● **PROBLEM DETAILS**: From the first line to the last, restate the data word for word.

● **PROVIDED ENTRIES**:
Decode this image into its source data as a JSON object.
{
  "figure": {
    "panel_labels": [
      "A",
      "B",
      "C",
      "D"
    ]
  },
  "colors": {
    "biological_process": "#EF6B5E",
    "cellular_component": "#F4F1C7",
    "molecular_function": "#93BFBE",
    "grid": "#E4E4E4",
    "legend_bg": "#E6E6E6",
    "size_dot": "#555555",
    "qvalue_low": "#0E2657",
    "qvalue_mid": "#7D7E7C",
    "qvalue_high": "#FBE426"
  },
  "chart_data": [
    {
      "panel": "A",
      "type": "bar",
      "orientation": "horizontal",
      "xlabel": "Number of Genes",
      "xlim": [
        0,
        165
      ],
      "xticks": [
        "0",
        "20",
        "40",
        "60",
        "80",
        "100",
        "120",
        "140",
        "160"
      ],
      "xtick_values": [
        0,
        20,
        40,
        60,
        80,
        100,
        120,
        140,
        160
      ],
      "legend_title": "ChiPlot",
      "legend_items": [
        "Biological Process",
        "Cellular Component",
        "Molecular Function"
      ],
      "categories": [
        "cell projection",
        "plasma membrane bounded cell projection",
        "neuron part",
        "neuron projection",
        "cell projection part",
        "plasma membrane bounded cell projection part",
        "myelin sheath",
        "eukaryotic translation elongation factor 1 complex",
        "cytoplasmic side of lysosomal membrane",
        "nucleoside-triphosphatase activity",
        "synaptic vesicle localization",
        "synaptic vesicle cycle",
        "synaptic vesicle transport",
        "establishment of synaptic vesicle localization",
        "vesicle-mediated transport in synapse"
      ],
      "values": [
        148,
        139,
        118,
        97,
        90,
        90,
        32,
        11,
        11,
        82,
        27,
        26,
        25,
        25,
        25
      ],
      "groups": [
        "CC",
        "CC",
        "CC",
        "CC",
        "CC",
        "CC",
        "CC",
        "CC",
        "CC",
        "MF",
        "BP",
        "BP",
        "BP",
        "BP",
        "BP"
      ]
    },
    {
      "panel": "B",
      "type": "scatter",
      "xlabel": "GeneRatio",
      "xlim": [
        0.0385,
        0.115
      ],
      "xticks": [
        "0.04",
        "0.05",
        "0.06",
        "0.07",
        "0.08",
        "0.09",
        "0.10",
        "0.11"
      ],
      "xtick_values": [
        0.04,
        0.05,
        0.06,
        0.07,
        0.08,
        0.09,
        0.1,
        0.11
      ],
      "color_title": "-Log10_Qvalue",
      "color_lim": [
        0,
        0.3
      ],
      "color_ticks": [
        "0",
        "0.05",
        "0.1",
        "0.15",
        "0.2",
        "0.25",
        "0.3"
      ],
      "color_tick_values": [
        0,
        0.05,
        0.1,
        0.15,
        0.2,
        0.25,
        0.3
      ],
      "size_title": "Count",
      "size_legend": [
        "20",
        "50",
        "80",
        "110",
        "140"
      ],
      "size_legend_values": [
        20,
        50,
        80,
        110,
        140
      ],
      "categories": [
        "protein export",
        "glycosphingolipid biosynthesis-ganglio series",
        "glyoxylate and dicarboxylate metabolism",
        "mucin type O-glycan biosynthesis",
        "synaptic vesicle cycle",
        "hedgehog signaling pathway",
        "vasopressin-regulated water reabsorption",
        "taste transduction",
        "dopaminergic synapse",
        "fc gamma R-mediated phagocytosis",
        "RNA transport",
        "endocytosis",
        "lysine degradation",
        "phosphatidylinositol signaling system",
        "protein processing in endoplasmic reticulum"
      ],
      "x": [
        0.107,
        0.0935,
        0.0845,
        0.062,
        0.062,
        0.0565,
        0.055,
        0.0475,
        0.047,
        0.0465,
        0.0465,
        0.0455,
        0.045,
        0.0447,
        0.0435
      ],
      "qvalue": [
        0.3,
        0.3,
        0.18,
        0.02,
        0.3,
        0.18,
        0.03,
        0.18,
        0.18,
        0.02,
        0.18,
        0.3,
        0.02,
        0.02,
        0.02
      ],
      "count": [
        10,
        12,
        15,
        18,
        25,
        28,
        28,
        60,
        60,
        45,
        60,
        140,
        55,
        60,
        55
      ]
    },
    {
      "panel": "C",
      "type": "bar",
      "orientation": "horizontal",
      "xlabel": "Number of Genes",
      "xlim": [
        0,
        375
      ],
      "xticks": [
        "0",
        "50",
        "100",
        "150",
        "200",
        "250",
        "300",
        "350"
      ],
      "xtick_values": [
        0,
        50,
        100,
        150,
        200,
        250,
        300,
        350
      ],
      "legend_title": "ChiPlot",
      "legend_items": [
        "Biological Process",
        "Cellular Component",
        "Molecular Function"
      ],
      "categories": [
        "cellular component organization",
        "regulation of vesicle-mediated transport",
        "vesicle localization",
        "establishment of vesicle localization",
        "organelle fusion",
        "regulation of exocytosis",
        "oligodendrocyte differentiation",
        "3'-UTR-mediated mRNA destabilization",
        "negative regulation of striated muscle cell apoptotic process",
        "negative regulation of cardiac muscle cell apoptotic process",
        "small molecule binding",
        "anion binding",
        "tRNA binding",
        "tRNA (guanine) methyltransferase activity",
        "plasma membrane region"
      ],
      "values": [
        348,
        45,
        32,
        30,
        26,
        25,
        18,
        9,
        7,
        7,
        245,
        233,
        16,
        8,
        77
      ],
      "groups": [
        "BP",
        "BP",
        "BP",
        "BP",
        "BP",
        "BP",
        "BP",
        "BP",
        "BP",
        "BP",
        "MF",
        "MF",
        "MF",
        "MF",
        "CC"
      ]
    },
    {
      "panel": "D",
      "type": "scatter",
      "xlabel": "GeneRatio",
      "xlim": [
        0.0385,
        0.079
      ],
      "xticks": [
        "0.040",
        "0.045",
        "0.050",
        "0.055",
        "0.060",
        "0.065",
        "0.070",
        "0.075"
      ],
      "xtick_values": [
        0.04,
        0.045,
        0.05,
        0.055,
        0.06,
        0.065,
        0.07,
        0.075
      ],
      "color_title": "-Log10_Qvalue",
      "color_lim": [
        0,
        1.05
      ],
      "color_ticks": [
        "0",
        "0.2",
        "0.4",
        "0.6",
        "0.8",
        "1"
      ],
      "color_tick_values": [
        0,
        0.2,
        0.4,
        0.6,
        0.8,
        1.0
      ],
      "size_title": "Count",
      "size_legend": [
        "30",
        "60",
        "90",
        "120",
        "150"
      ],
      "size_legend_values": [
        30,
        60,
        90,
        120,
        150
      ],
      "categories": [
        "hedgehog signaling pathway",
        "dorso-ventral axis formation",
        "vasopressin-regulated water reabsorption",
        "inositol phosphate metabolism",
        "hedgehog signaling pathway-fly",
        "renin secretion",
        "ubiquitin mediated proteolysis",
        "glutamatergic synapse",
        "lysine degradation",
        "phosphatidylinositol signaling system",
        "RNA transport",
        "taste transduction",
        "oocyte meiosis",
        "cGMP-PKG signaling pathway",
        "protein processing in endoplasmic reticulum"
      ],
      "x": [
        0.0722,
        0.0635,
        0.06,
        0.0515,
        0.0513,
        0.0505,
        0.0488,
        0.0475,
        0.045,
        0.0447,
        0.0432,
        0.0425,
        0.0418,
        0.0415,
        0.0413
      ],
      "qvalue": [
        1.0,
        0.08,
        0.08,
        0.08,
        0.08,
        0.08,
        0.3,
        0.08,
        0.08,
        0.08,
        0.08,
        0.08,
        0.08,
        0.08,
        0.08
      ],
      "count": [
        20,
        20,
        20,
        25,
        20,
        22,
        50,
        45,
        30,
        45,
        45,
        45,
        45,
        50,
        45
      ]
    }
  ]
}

● **RESPONSE AREA**:
Decode this image into its source data as a JSON object.
{
  "figure": {
    "panel_labels": [
      "A",
      "B",
      "C",
      "D"
    ]
  },
  "colors": {
    "biological_process": "#EF6B5E",
    "cellular_component": "#F4F1C7",
    "molecular_function": "#93BFBE",
    "grid": "#E4E4E4",
    "legend_bg": "#E6E6E6",
    "size_dot": "#555555",
    "qvalue_low": "#0E2657",
    "qvalue_mid": "#7D7E7C",
    "qvalue_high": "#FBE426"
  },
  "chart_data": [
    {
      "panel": "A",
      "type": "bar",
      "orientation": "horizontal",
      "xlabel": "Number of Genes",
      "xlim": [
        0,
        165
      ],
      "xticks": [
        "0",
        "20",
        "40",
        "60",
        "80",
        "100",
        "120",
        "140",
        "160"
      ],
      "xtick_values": [
        0,
        20,
        40,
        60,
        80,
        100,
        120,
        140,
        160
      ],
      "legend_title": "ChiPlot",
      "legend_items": [
        "Biological Process",
        "Cellular Component",
        "Molecular Function"
      ],
      "categories": [
        "cell projection",
        "plasma membrane bounded cell projection",
        "neuron part",
        "neuron projection",
        "cell projection part",
        "plasma membrane bounded cell projection part",
        "myelin sheath",
        "eukaryotic translation elongation factor 1 complex",
        "cytoplasmic side of lysosomal membrane",
        "nucleoside-triphosphatase activity",
        "synaptic vesicle localization",
        "synaptic vesicle cycle",
        "synaptic vesicle transport",
        "establishment of synaptic vesicle localization",
        "vesicle-mediated transport in synapse"
      ],
      "values": [
        148,
        139,
        118,
        97,
        90,
        90,
        32,
        11,
        11,
        82,
        27,
        26,
        25,
        25,
        25
      ],
      "groups": [
        "CC",
        "CC",
        "CC",
        "CC",
        "CC",
        "CC",
        "CC",
        "CC",
        "CC",
        "MF",
        "BP",
        "BP",
        "BP",
        "BP",
        "BP"
      ]
    },
    {
      "panel": "B",
      "type": "scatter",
      "xlabel": "GeneRatio",
      "xlim": [
        0.0385,
        0.115
      ],
      "xticks": [
        "0.04",
        "0.05",
        "0.06",
        "0.07",
        "0.08",
        "0.09",
        "0.10",
        "0.11"
      ],
      "xtick_values": [
        0.04,
        0.05,
        0.06,
        0.07,
        0.08,
        0.09,
        0.1,
        0.11
      ],
      "color_title": "-Log10_Qvalue",
      "color_lim": [
        0,
        0.3
      ],
      "color_ticks": [
        "0",
        "0.05",
        "0.1",
        "0.15",
        "0.2",
        "0.25",
        "0.3"
      ],
      "color_tick_values": [
        0,
        0.05,
        0.1,
        0.15,
        0.2,
        0.25,
        0.3
      ],
      "size_title": "Count",
      "size_legend": [
        "20",
        "50",
        "80",
        "110",
        "140"
      ],
      "size_legend_values": [
        20,
        50,
        80,
        110,
        140
      ],
      "categories": [
        "protein export",
        "glycosphingolipid biosynthesis-ganglio series",
        "glyoxylate and dicarboxylate metabolism",
        "mucin type O-glycan biosynthesis",
        "synaptic vesicle cycle",
        "hedgehog signaling pathway",
        "vasopressin-regulated water reabsorption",
        "taste transduction",
        "dopaminergic synapse",
        "fc gamma R-mediated phagocytosis",
        "RNA transport",
        "endocytosis",
        "lysine degradation",
        "phosphatidylinositol signaling system",
        "protein processing in endoplasmic reticulum"
      ],
      "x": [
        0.107,
        0.0935,
        0.0845,
        0.062,
        0.062,
        0.0565,
        0.055,
        0.0475,
        0.047,
        0.0465,
        0.0465,
        0.0455,
        0.045,
        0.0447,
        0.0435
      ],
      "qvalue": [
        0.3,
        0.3,
        0.18,
        0.02,
        0.3,
        0.18,
        0.03,
        0.18,
        0.18,
        0.02,
        0.18,
        0.3,
        0.02,
        0.02,
        0.02
      ],
      "count": [
        10,
        12,
        15,
        18,
        25,
        28,
        28,
        60,
        60,
        45,
        60,
        140,
        55,
        60,
        55
      ]
    },
    {
      "panel": "C",
      "type": "bar",
      "orientation": "horizontal",
      "xlabel": "Number of Genes",
      "xlim": [
        0,
        375
      ],
      "xticks": [
        "0",
        "50",
        "100",
        "150",
        "200",
        "250",
        "300",
        "350"
      ],
      "xtick_values": [
        0,
        50,
        100,
        150,
        200,
        250,
        300,
        350
      ],
      "legend_title": "ChiPlot",
      "legend_items": [
        "Biological Process",
        "Cellular Component",
        "Molecular Function"
      ],
      "categories": [
        "cellular component organization",
        "regulation of vesicle-mediated transport",
        "vesicle localization",
        "establishment of vesicle localization",
        "organelle fusion",
        "regulation of exocytosis",
        "oligodendrocyte differentiation",
        "3'-UTR-mediated mRNA destabilization",
        "negative regulation of striated muscle cell apoptotic process",
        "negative regulation of cardiac muscle cell apoptotic process",
        "small molecule binding",
        "anion binding",
        "tRNA binding",
        "tRNA (guanine) methyltransferase activity",
        "plasma membrane region"
      ],
      "values": [
        348,
        45,
        32,
        30,
        26,
        25,
        18,
        9,
        7,
        7,
        245,
        233,
        16,
        8,
        77
      ],
      "groups": [
        "BP",
        "BP",
        "BP",
        "BP",
        "BP",
        "BP",
        "BP",
        "BP",
        "BP",
        "BP",
        "MF",
        "MF",
        "MF",
        "MF",
        "CC"
      ]
    },
    {
      "panel": "D",
      "type": "scatter",
      "xlabel": "GeneRatio",
      "xlim": [
        0.0385,
        0.079
      ],
      "xticks": [
        "0.040",
        "0.045",
        "0.050",
        "0.055",
        "0.060",
        "0.065",
        "0.070",
        "0.075"
      ],
      "xtick_values": [
        0.04,
        0.045,
        0.05,
        0.055,
        0.06,
        0.065,
        0.07,
        0.075
      ],
      "color_title": "-Log10_Qvalue",
      "color_lim": [
        0,
        1.05
      ],
      "color_ticks": [
        "0",
        "0.2",
        "0.4",
        "0.6",
        "0.8",
        "1"
      ],
      "color_tick_values": [
        0,
        0.2,
        0.4,
        0.6,
        0.8,
        1.0
      ],
      "size_title": "Count",
      "size_legend": [
        "30",
        "60",
        "90",
        "120",
        "150"
      ],
      "size_legend_values": [
        30,
        60,
        90,
        120,
        150
      ],
      "categories": [
        "hedgehog signaling pathway",
        "dorso-ventral axis formation",
        "vasopressin-regulated water reabsorption",
        "inositol phosphate metabolism",
        "hedgehog signaling pathway-fly",
        "renin secretion",
        "ubiquitin mediated proteolysis",
        "glutamatergic synapse",
        "lysine degradation",
        "phosphatidylinositol signaling system",
        "RNA transport",
        "taste transduction",
        "oocyte meiosis",
        "cGMP-PKG signaling pathway",
        "protein processing in endoplasmic reticulum"
      ],
      "x": [
        0.0722,
        0.0635,
        0.06,
        0.0515,
        0.0513,
        0.0505,
        0.0488,
        0.0475,
        0.045,
        0.0447,
        0.0432,
        0.0425,
        0.0418,
        0.0415,
        0.0413
      ],
      "qvalue": [
        1.0,
        0.08,
        0.08,
        0.08,
        0.08,
        0.08,
        0.3,
        0.08,
        0.08,
        0.08,
        0.08,
        0.08,
        0.08,
        0.08,
        0.08
      ],
      "count": [
        20,
        20,
        20,
        25,
        20,
        22,
        50,
        45,
        30,
        45,
        45,
        45,
        45,
        50,
        45
      ]
    }
  ]
}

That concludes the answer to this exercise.